» Selected text:
•••••
The anguish I expected? Not there. The regret I was told I'd feel? Didn't happen. I enjoy my friends' kids; I love being an indulgent aunty. But I'm so very glad now that it didn't happen for me. I find, much to my delight, that I actually adore being childless. And I mean childless. "Childfree" smacks of rationalisation and I don't feel that need.

While researching her book, Will You Be Mother?, author Jane Bartlett told me that women who don't want children have always known it from a very early age. Successful career women such as Lindsey Hilsum, who wrote in this paper last week, and writer Joan Smith, knew all along that being a mother wasn't for them.

These women are rare, though. Most women either want children, or fear they'll regret it if they don't. Yet how can you possibly project a decade forward and find out if having kids or not is the way to go, as suggested in Baby Hunger by Sylvia Ann Hewlett, who proposes that women start planning their families in their early 20s. It seems you really can't start too early with the worry, the fears, the anguish.

Everybody thinks they have a right to input into women's decisions. Friends, family and work colleagues are all forever ask when you are going to have kids, and if not why not. There is a constant drip, drip, drip of pressure, a need to justify yourself in a way parents never have to.

Suzi Leather, the new chair of the Human Fertility and Embryology Authority, said this week that women should not be panicked into pregnancy like this just because they are scared they'll regret it later.
•••••
» Dataset rows:
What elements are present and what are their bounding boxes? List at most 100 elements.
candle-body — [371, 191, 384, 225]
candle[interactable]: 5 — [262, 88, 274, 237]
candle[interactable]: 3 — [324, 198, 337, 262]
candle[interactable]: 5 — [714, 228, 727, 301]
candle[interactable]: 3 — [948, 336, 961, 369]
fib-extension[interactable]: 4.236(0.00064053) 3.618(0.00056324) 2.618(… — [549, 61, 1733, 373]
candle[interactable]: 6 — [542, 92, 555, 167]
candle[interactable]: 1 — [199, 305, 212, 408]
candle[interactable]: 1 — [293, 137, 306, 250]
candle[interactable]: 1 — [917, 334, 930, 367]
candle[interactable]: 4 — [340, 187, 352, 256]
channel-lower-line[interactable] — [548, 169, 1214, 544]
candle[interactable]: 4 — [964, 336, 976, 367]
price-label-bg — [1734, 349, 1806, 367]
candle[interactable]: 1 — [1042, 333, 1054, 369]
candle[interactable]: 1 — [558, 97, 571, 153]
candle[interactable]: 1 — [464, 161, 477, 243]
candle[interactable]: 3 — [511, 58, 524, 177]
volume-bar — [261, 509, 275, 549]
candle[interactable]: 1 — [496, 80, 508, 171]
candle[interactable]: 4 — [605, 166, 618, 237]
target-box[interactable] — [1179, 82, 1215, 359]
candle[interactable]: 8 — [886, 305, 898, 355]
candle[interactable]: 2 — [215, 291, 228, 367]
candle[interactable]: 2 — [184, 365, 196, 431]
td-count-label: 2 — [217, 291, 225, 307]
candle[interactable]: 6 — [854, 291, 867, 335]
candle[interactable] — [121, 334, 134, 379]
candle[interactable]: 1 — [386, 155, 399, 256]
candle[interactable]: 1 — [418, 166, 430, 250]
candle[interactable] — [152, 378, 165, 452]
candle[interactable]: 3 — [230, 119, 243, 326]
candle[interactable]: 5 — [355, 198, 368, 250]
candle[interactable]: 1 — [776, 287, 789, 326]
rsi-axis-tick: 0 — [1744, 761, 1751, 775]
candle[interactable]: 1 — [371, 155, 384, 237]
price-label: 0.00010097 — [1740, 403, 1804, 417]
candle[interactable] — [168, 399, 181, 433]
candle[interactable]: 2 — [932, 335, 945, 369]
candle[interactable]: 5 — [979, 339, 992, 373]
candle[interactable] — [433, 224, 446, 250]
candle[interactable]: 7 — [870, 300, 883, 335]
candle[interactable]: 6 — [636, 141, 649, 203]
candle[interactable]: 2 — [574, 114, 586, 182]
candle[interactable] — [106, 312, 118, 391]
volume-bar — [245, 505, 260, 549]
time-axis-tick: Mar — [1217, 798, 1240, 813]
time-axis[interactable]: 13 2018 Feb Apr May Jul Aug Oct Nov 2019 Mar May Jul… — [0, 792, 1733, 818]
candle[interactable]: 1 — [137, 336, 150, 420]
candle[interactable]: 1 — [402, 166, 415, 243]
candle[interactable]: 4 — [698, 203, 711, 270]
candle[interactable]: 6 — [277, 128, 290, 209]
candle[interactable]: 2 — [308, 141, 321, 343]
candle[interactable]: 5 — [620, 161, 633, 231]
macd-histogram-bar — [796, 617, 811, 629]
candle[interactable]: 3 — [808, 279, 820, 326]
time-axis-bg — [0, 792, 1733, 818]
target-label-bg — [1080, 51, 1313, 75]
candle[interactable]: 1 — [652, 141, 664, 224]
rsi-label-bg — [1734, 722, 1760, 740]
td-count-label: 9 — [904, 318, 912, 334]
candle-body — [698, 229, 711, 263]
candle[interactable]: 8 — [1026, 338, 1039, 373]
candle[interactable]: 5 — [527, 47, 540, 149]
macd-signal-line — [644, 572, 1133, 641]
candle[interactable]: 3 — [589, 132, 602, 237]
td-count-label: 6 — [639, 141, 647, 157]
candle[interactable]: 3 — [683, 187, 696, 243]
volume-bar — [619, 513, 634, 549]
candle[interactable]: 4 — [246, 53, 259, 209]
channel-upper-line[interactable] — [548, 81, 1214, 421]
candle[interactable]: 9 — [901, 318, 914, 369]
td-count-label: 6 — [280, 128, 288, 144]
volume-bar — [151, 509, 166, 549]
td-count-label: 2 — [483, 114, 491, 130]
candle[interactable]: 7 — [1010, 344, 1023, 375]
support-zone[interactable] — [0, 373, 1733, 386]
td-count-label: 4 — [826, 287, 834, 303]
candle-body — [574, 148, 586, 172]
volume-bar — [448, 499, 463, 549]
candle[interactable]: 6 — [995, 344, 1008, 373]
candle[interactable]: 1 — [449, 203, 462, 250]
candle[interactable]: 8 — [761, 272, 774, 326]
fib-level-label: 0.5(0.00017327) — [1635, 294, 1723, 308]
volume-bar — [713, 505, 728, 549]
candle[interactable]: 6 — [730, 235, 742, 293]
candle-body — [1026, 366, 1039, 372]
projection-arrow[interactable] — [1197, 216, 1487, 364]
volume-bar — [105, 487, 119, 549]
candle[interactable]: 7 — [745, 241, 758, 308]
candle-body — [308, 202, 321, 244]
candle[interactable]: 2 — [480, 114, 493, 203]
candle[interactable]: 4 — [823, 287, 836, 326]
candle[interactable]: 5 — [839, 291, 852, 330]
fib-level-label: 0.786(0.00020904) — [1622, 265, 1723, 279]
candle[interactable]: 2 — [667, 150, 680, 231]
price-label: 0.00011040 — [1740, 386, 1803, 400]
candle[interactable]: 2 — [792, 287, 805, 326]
•••••
» Exercise task A:
Copy out the records word for word, from the first line up to and including the line containing "candle[interactable]: 3 — [948, 336, 961, 369]".
» Exercise task B:
Continue the essay on being childless from where it stops.

» Task response A:
What elements are present and what are their bounding boxes? List at most 100 elements.
candle-body — [371, 191, 384, 225]
candle[interactable]: 5 — [262, 88, 274, 237]
candle[interactable]: 3 — [324, 198, 337, 262]
candle[interactable]: 5 — [714, 228, 727, 301]
candle[interactable]: 3 — [948, 336, 961, 369]

» Task response B:
As the mother of three children, that's very easy for her to say, but she is right. There really is more to life than having children, and perhaps it takes a parent to have the guts to say this. In fact it is usually harangued and hassled parents who congratulate me the most on my childless choice; though in my case it was not so much a choice, more a case of time running out and me happily letting it run.

When you can't make decisions about even the simplest things, it's actually quite nice when nature does it for you; and, no, I never considered IVF because, unlike the professional, driven career woman my choice is supposed to represent, I simply could not afford it.

Which is where I part company with the whole to-have-or-not-to-have-kids debate. Like so many social issues today, it has been hijacked by the middle classes. You can be an earth mother, working mother (professional woman, of course) or childless career woman. Always there's the assumption that a woman who doesn't have kids is a high-flier and high-earner. But why?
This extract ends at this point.